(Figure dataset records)
|---|
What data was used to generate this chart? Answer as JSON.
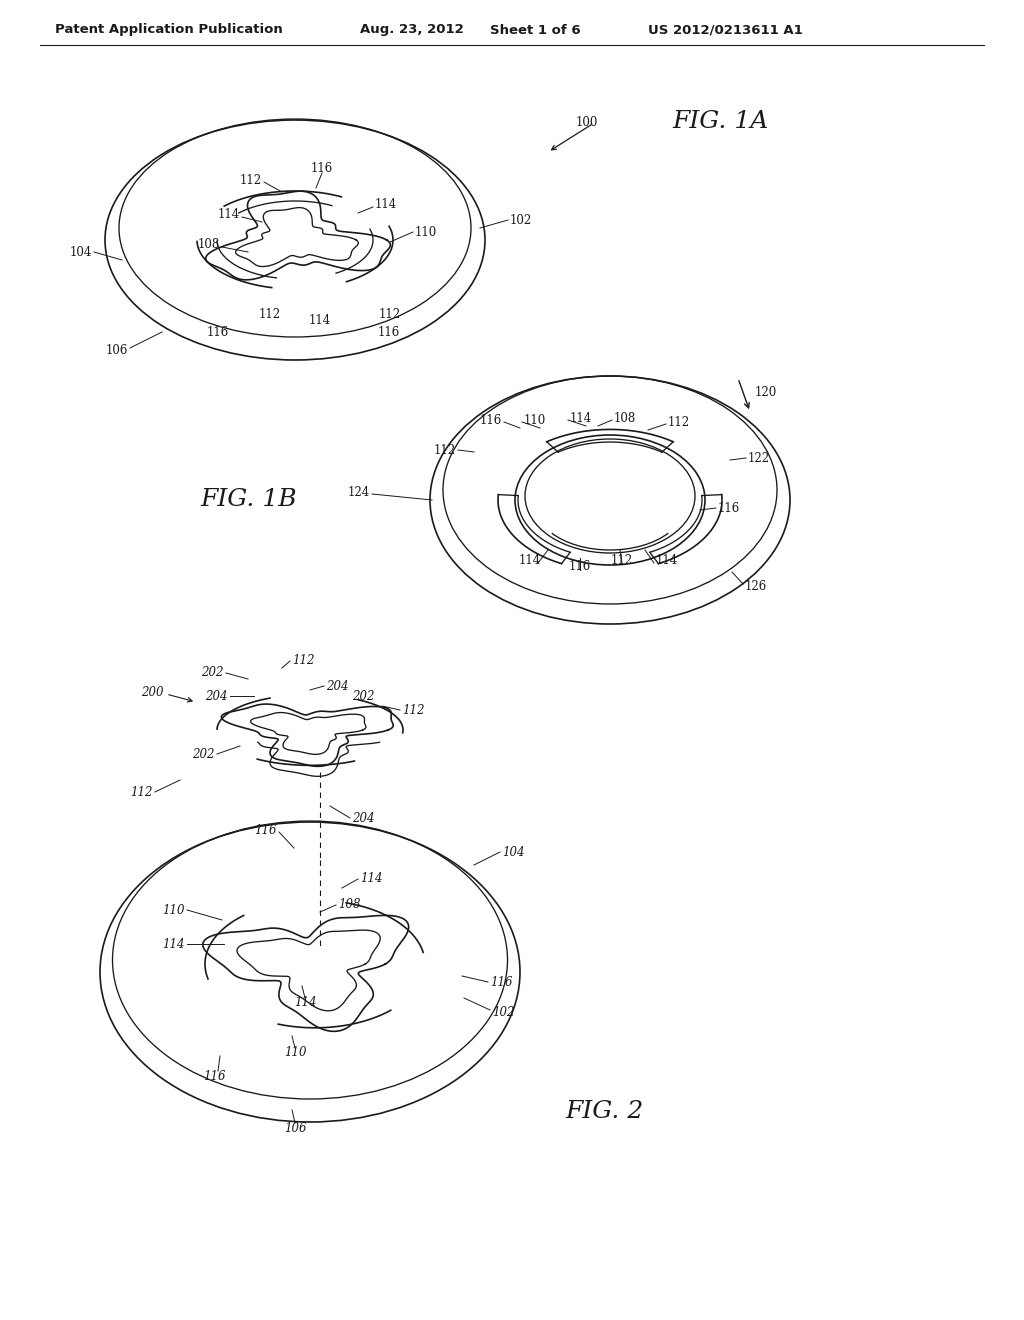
{
  "background_color": "#ffffff",
  "header_text": "Patent Application Publication",
  "header_date": "Aug. 23, 2012",
  "header_sheet": "Sheet 1 of 6",
  "header_patent": "US 2012/0213611 A1",
  "fig1a_label": "FIG. 1A",
  "fig1b_label": "FIG. 1B",
  "fig2_label": "FIG. 2",
  "line_color": "#1a1a1a",
  "text_color": "#1a1a1a",
  "font_size_label": 18,
  "font_size_ref": 8.5,
  "font_size_header": 9.5
}
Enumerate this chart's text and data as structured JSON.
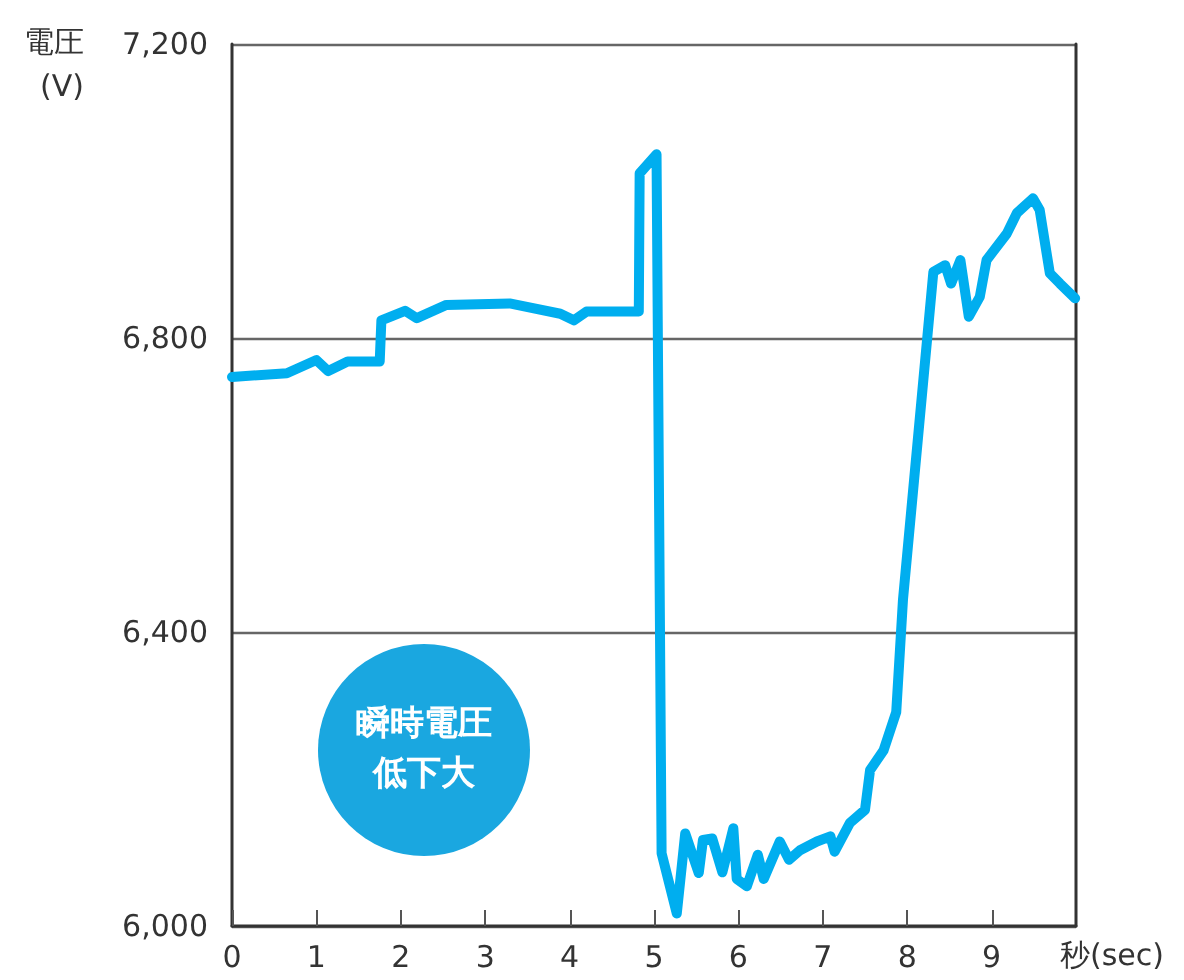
|---|
== Exercise directions ==
Write the full listing out again with every line unchanged, but include no pictures.

== Solution to the exercise ==
What data was used to generate this chart? Answer as JSON.
{
  "background_color": "#ffffff",
  "header_text": "Patent Application Publication",
  "header_date": "Aug. 23, 2012",
  "header_sheet": "Sheet 1 of 6",
  "header_patent": "US 2012/0213611 A1",
  "fig1a_label": "FIG. 1A",
  "fig1b_label": "FIG. 1B",
  "fig2_label": "FIG. 2",
  "line_color": "#1a1a1a",
  "text_color": "#1a1a1a",
  "font_size_label": 18,
  "font_size_ref": 8.5,
  "font_size_header": 9.5
}
Enumerate this chart's text and data as structured JSON.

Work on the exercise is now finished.